• [Task] Return every line of the items below that contains the word "andel", matching case exactly.

• [Data provided]

========

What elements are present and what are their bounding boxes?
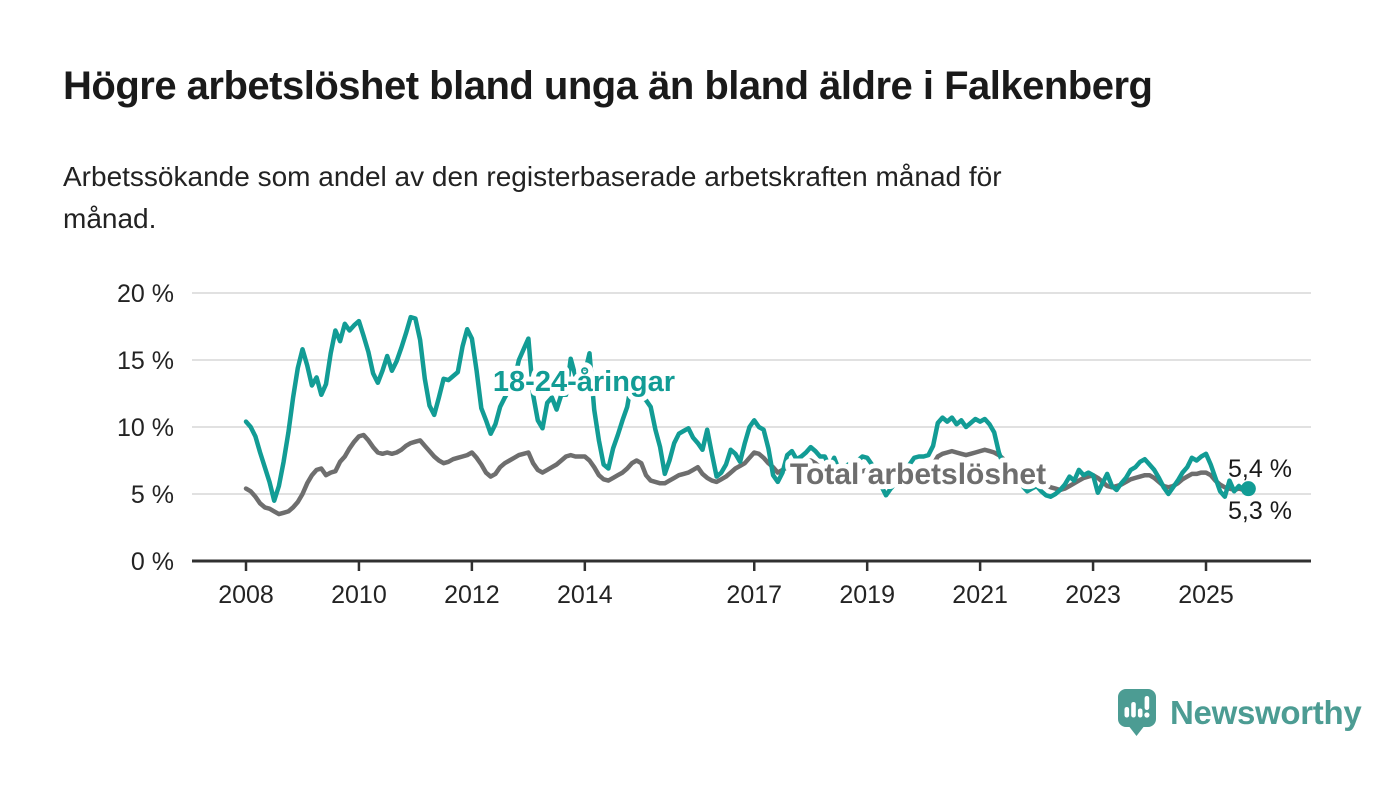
series-line [243, 432, 1251, 517]
y-tick-label: 20 % [117, 280, 174, 308]
y-tick-label: 10 % [117, 414, 174, 442]
x-tick-label: 2014 [557, 581, 613, 609]
series-line [243, 314, 1251, 503]
chart-title: Högre arbetslöshet bland unga än bland ä… [63, 64, 1153, 108]
chart-subtitle-line1: Arbetssökande som andel av den registerb… [63, 161, 1002, 192]
series-label: 18-24-åringar [493, 366, 675, 398]
x-tick-label: 2021 [952, 581, 1008, 609]
x-tick-label: 2010 [331, 581, 387, 609]
x-tick-label: 2017 [726, 581, 782, 609]
series-label: Total arbetslöshet [790, 458, 1046, 491]
end-value-label: 5,3 % [1228, 497, 1292, 525]
x-tick-label: 2025 [1178, 581, 1234, 609]
x-tick-label: 2012 [444, 581, 500, 609]
x-tick-label: 2023 [1065, 581, 1121, 609]
newsworthy-logo: Newsworthy [1117, 688, 1362, 738]
newsworthy-logo-icon [1118, 689, 1156, 736]
y-tick-label: 0 % [131, 548, 174, 576]
end-value-label: 5,4 % [1228, 455, 1292, 483]
newsworthy-logo-text: Newsworthy [1170, 694, 1362, 731]
x-tick-label: 2008 [218, 581, 274, 609]
x-tick-label: 2019 [839, 581, 895, 609]
y-tick-label: 5 % [131, 481, 174, 509]
chart-subtitle: Arbetssökande som andel av den registerb… [63, 156, 1353, 240]
chart-subtitle-line2: månad. [63, 203, 157, 234]
series-end-dot [1240, 481, 1256, 497]
y-tick-label: 15 % [117, 347, 174, 375]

========

• [Full output]
chart-subtitle-line1: Arbetssökande som andel av den registerb… [63, 161, 1002, 192]
chart-subtitle: Arbetssökande som andel av den registerb… [63, 156, 1353, 240]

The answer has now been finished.